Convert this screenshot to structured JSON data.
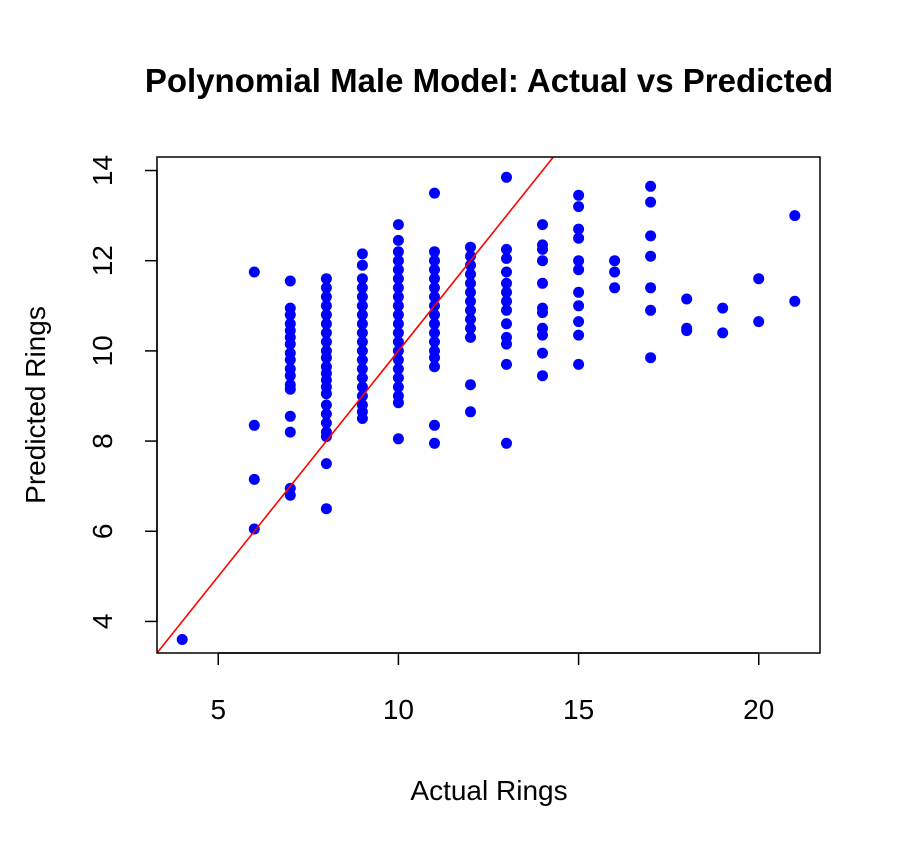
{
  "chart_data": {
    "type": "scatter",
    "title": "Polynomial Male Model: Actual vs Predicted",
    "xlabel": "Actual Rings",
    "ylabel": "Predicted Rings",
    "xlim": [
      3.3,
      21.7
    ],
    "ylim": [
      3.3,
      14.3
    ],
    "xticks": [
      5,
      10,
      15,
      20
    ],
    "yticks": [
      4,
      6,
      8,
      10,
      12,
      14
    ],
    "grid": false,
    "point_color": "#0000ff",
    "reference_line": {
      "slope": 1,
      "intercept": 0,
      "color": "#ff0000"
    },
    "points": [
      [
        4,
        3.6
      ],
      [
        6,
        11.75
      ],
      [
        6,
        8.35
      ],
      [
        6,
        7.15
      ],
      [
        6,
        6.05
      ],
      [
        7,
        11.55
      ],
      [
        7,
        10.95
      ],
      [
        7,
        10.8
      ],
      [
        7,
        10.6
      ],
      [
        7,
        10.45
      ],
      [
        7,
        10.3
      ],
      [
        7,
        10.15
      ],
      [
        7,
        9.95
      ],
      [
        7,
        9.8
      ],
      [
        7,
        9.6
      ],
      [
        7,
        9.45
      ],
      [
        7,
        9.25
      ],
      [
        7,
        9.15
      ],
      [
        7,
        8.55
      ],
      [
        7,
        8.2
      ],
      [
        7,
        6.95
      ],
      [
        7,
        6.8
      ],
      [
        8,
        11.6
      ],
      [
        8,
        11.4
      ],
      [
        8,
        11.2
      ],
      [
        8,
        11.0
      ],
      [
        8,
        10.8
      ],
      [
        8,
        10.6
      ],
      [
        8,
        10.4
      ],
      [
        8,
        10.2
      ],
      [
        8,
        10.0
      ],
      [
        8,
        9.85
      ],
      [
        8,
        9.65
      ],
      [
        8,
        9.5
      ],
      [
        8,
        9.35
      ],
      [
        8,
        9.2
      ],
      [
        8,
        9.05
      ],
      [
        8,
        8.8
      ],
      [
        8,
        8.6
      ],
      [
        8,
        8.4
      ],
      [
        8,
        8.2
      ],
      [
        8,
        8.1
      ],
      [
        8,
        7.5
      ],
      [
        8,
        6.5
      ],
      [
        9,
        12.15
      ],
      [
        9,
        11.9
      ],
      [
        9,
        11.6
      ],
      [
        9,
        11.4
      ],
      [
        9,
        11.2
      ],
      [
        9,
        11.0
      ],
      [
        9,
        10.8
      ],
      [
        9,
        10.6
      ],
      [
        9,
        10.4
      ],
      [
        9,
        10.2
      ],
      [
        9,
        10.0
      ],
      [
        9,
        9.8
      ],
      [
        9,
        9.6
      ],
      [
        9,
        9.4
      ],
      [
        9,
        9.2
      ],
      [
        9,
        9.0
      ],
      [
        9,
        8.8
      ],
      [
        9,
        8.65
      ],
      [
        9,
        8.5
      ],
      [
        10,
        12.8
      ],
      [
        10,
        12.45
      ],
      [
        10,
        12.2
      ],
      [
        10,
        12.0
      ],
      [
        10,
        11.8
      ],
      [
        10,
        11.6
      ],
      [
        10,
        11.4
      ],
      [
        10,
        11.2
      ],
      [
        10,
        11.0
      ],
      [
        10,
        10.8
      ],
      [
        10,
        10.6
      ],
      [
        10,
        10.4
      ],
      [
        10,
        10.2
      ],
      [
        10,
        10.0
      ],
      [
        10,
        9.8
      ],
      [
        10,
        9.6
      ],
      [
        10,
        9.4
      ],
      [
        10,
        9.2
      ],
      [
        10,
        9.0
      ],
      [
        10,
        8.85
      ],
      [
        10,
        8.05
      ],
      [
        11,
        13.5
      ],
      [
        11,
        12.2
      ],
      [
        11,
        12.0
      ],
      [
        11,
        11.8
      ],
      [
        11,
        11.6
      ],
      [
        11,
        11.4
      ],
      [
        11,
        11.2
      ],
      [
        11,
        11.0
      ],
      [
        11,
        10.8
      ],
      [
        11,
        10.6
      ],
      [
        11,
        10.4
      ],
      [
        11,
        10.2
      ],
      [
        11,
        10.0
      ],
      [
        11,
        9.85
      ],
      [
        11,
        9.65
      ],
      [
        11,
        8.35
      ],
      [
        11,
        7.95
      ],
      [
        12,
        12.3
      ],
      [
        12,
        12.1
      ],
      [
        12,
        11.9
      ],
      [
        12,
        11.7
      ],
      [
        12,
        11.5
      ],
      [
        12,
        11.3
      ],
      [
        12,
        11.1
      ],
      [
        12,
        10.9
      ],
      [
        12,
        10.7
      ],
      [
        12,
        10.5
      ],
      [
        12,
        10.3
      ],
      [
        12,
        9.25
      ],
      [
        12,
        8.65
      ],
      [
        13,
        13.85
      ],
      [
        13,
        12.25
      ],
      [
        13,
        12.05
      ],
      [
        13,
        11.75
      ],
      [
        13,
        11.5
      ],
      [
        13,
        11.3
      ],
      [
        13,
        11.1
      ],
      [
        13,
        10.9
      ],
      [
        13,
        10.6
      ],
      [
        13,
        10.3
      ],
      [
        13,
        10.15
      ],
      [
        13,
        9.7
      ],
      [
        13,
        7.95
      ],
      [
        14,
        12.8
      ],
      [
        14,
        12.35
      ],
      [
        14,
        12.25
      ],
      [
        14,
        12.0
      ],
      [
        14,
        11.5
      ],
      [
        14,
        10.95
      ],
      [
        14,
        10.85
      ],
      [
        14,
        10.5
      ],
      [
        14,
        10.35
      ],
      [
        14,
        9.95
      ],
      [
        14,
        9.45
      ],
      [
        15,
        13.45
      ],
      [
        15,
        13.2
      ],
      [
        15,
        12.7
      ],
      [
        15,
        12.5
      ],
      [
        15,
        12.0
      ],
      [
        15,
        11.8
      ],
      [
        15,
        11.3
      ],
      [
        15,
        11.0
      ],
      [
        15,
        10.65
      ],
      [
        15,
        10.35
      ],
      [
        15,
        9.7
      ],
      [
        16,
        12.0
      ],
      [
        16,
        11.75
      ],
      [
        16,
        11.4
      ],
      [
        17,
        13.65
      ],
      [
        17,
        13.3
      ],
      [
        17,
        12.55
      ],
      [
        17,
        12.1
      ],
      [
        17,
        11.4
      ],
      [
        17,
        10.9
      ],
      [
        17,
        9.85
      ],
      [
        18,
        11.15
      ],
      [
        18,
        10.5
      ],
      [
        18,
        10.45
      ],
      [
        19,
        10.95
      ],
      [
        19,
        10.4
      ],
      [
        20,
        11.6
      ],
      [
        20,
        10.65
      ],
      [
        21,
        13.0
      ],
      [
        21,
        11.1
      ]
    ]
  }
}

Exercise description: Copy every entry word for word, but omit the pictures.

Task answer:
Convert this screenshot to structured JSON data.
{
  "chart_data": {
    "type": "scatter",
    "title": "Polynomial Male Model: Actual vs Predicted",
    "xlabel": "Actual Rings",
    "ylabel": "Predicted Rings",
    "xlim": [
      3.3,
      21.7
    ],
    "ylim": [
      3.3,
      14.3
    ],
    "xticks": [
      5,
      10,
      15,
      20
    ],
    "yticks": [
      4,
      6,
      8,
      10,
      12,
      14
    ],
    "grid": false,
    "point_color": "#0000ff",
    "reference_line": {
      "slope": 1,
      "intercept": 0,
      "color": "#ff0000"
    },
    "points": [
      [
        4,
        3.6
      ],
      [
        6,
        11.75
      ],
      [
        6,
        8.35
      ],
      [
        6,
        7.15
      ],
      [
        6,
        6.05
      ],
      [
        7,
        11.55
      ],
      [
        7,
        10.95
      ],
      [
        7,
        10.8
      ],
      [
        7,
        10.6
      ],
      [
        7,
        10.45
      ],
      [
        7,
        10.3
      ],
      [
        7,
        10.15
      ],
      [
        7,
        9.95
      ],
      [
        7,
        9.8
      ],
      [
        7,
        9.6
      ],
      [
        7,
        9.45
      ],
      [
        7,
        9.25
      ],
      [
        7,
        9.15
      ],
      [
        7,
        8.55
      ],
      [
        7,
        8.2
      ],
      [
        7,
        6.95
      ],
      [
        7,
        6.8
      ],
      [
        8,
        11.6
      ],
      [
        8,
        11.4
      ],
      [
        8,
        11.2
      ],
      [
        8,
        11.0
      ],
      [
        8,
        10.8
      ],
      [
        8,
        10.6
      ],
      [
        8,
        10.4
      ],
      [
        8,
        10.2
      ],
      [
        8,
        10.0
      ],
      [
        8,
        9.85
      ],
      [
        8,
        9.65
      ],
      [
        8,
        9.5
      ],
      [
        8,
        9.35
      ],
      [
        8,
        9.2
      ],
      [
        8,
        9.05
      ],
      [
        8,
        8.8
      ],
      [
        8,
        8.6
      ],
      [
        8,
        8.4
      ],
      [
        8,
        8.2
      ],
      [
        8,
        8.1
      ],
      [
        8,
        7.5
      ],
      [
        8,
        6.5
      ],
      [
        9,
        12.15
      ],
      [
        9,
        11.9
      ],
      [
        9,
        11.6
      ],
      [
        9,
        11.4
      ],
      [
        9,
        11.2
      ],
      [
        9,
        11.0
      ],
      [
        9,
        10.8
      ],
      [
        9,
        10.6
      ],
      [
        9,
        10.4
      ],
      [
        9,
        10.2
      ],
      [
        9,
        10.0
      ],
      [
        9,
        9.8
      ],
      [
        9,
        9.6
      ],
      [
        9,
        9.4
      ],
      [
        9,
        9.2
      ],
      [
        9,
        9.0
      ],
      [
        9,
        8.8
      ],
      [
        9,
        8.65
      ],
      [
        9,
        8.5
      ],
      [
        10,
        12.8
      ],
      [
        10,
        12.45
      ],
      [
        10,
        12.2
      ],
      [
        10,
        12.0
      ],
      [
        10,
        11.8
      ],
      [
        10,
        11.6
      ],
      [
        10,
        11.4
      ],
      [
        10,
        11.2
      ],
      [
        10,
        11.0
      ],
      [
        10,
        10.8
      ],
      [
        10,
        10.6
      ],
      [
        10,
        10.4
      ],
      [
        10,
        10.2
      ],
      [
        10,
        10.0
      ],
      [
        10,
        9.8
      ],
      [
        10,
        9.6
      ],
      [
        10,
        9.4
      ],
      [
        10,
        9.2
      ],
      [
        10,
        9.0
      ],
      [
        10,
        8.85
      ],
      [
        10,
        8.05
      ],
      [
        11,
        13.5
      ],
      [
        11,
        12.2
      ],
      [
        11,
        12.0
      ],
      [
        11,
        11.8
      ],
      [
        11,
        11.6
      ],
      [
        11,
        11.4
      ],
      [
        11,
        11.2
      ],
      [
        11,
        11.0
      ],
      [
        11,
        10.8
      ],
      [
        11,
        10.6
      ],
      [
        11,
        10.4
      ],
      [
        11,
        10.2
      ],
      [
        11,
        10.0
      ],
      [
        11,
        9.85
      ],
      [
        11,
        9.65
      ],
      [
        11,
        8.35
      ],
      [
        11,
        7.95
      ],
      [
        12,
        12.3
      ],
      [
        12,
        12.1
      ],
      [
        12,
        11.9
      ],
      [
        12,
        11.7
      ],
      [
        12,
        11.5
      ],
      [
        12,
        11.3
      ],
      [
        12,
        11.1
      ],
      [
        12,
        10.9
      ],
      [
        12,
        10.7
      ],
      [
        12,
        10.5
      ],
      [
        12,
        10.3
      ],
      [
        12,
        9.25
      ],
      [
        12,
        8.65
      ],
      [
        13,
        13.85
      ],
      [
        13,
        12.25
      ],
      [
        13,
        12.05
      ],
      [
        13,
        11.75
      ],
      [
        13,
        11.5
      ],
      [
        13,
        11.3
      ],
      [
        13,
        11.1
      ],
      [
        13,
        10.9
      ],
      [
        13,
        10.6
      ],
      [
        13,
        10.3
      ],
      [
        13,
        10.15
      ],
      [
        13,
        9.7
      ],
      [
        13,
        7.95
      ],
      [
        14,
        12.8
      ],
      [
        14,
        12.35
      ],
      [
        14,
        12.25
      ],
      [
        14,
        12.0
      ],
      [
        14,
        11.5
      ],
      [
        14,
        10.95
      ],
      [
        14,
        10.85
      ],
      [
        14,
        10.5
      ],
      [
        14,
        10.35
      ],
      [
        14,
        9.95
      ],
      [
        14,
        9.45
      ],
      [
        15,
        13.45
      ],
      [
        15,
        13.2
      ],
      [
        15,
        12.7
      ],
      [
        15,
        12.5
      ],
      [
        15,
        12.0
      ],
      [
        15,
        11.8
      ],
      [
        15,
        11.3
      ],
      [
        15,
        11.0
      ],
      [
        15,
        10.65
      ],
      [
        15,
        10.35
      ],
      [
        15,
        9.7
      ],
      [
        16,
        12.0
      ],
      [
        16,
        11.75
      ],
      [
        16,
        11.4
      ],
      [
        17,
        13.65
      ],
      [
        17,
        13.3
      ],
      [
        17,
        12.55
      ],
      [
        17,
        12.1
      ],
      [
        17,
        11.4
      ],
      [
        17,
        10.9
      ],
      [
        17,
        9.85
      ],
      [
        18,
        11.15
      ],
      [
        18,
        10.5
      ],
      [
        18,
        10.45
      ],
      [
        19,
        10.95
      ],
      [
        19,
        10.4
      ],
      [
        20,
        11.6
      ],
      [
        20,
        10.65
      ],
      [
        21,
        13.0
      ],
      [
        21,
        11.1
      ]
    ]
  }
}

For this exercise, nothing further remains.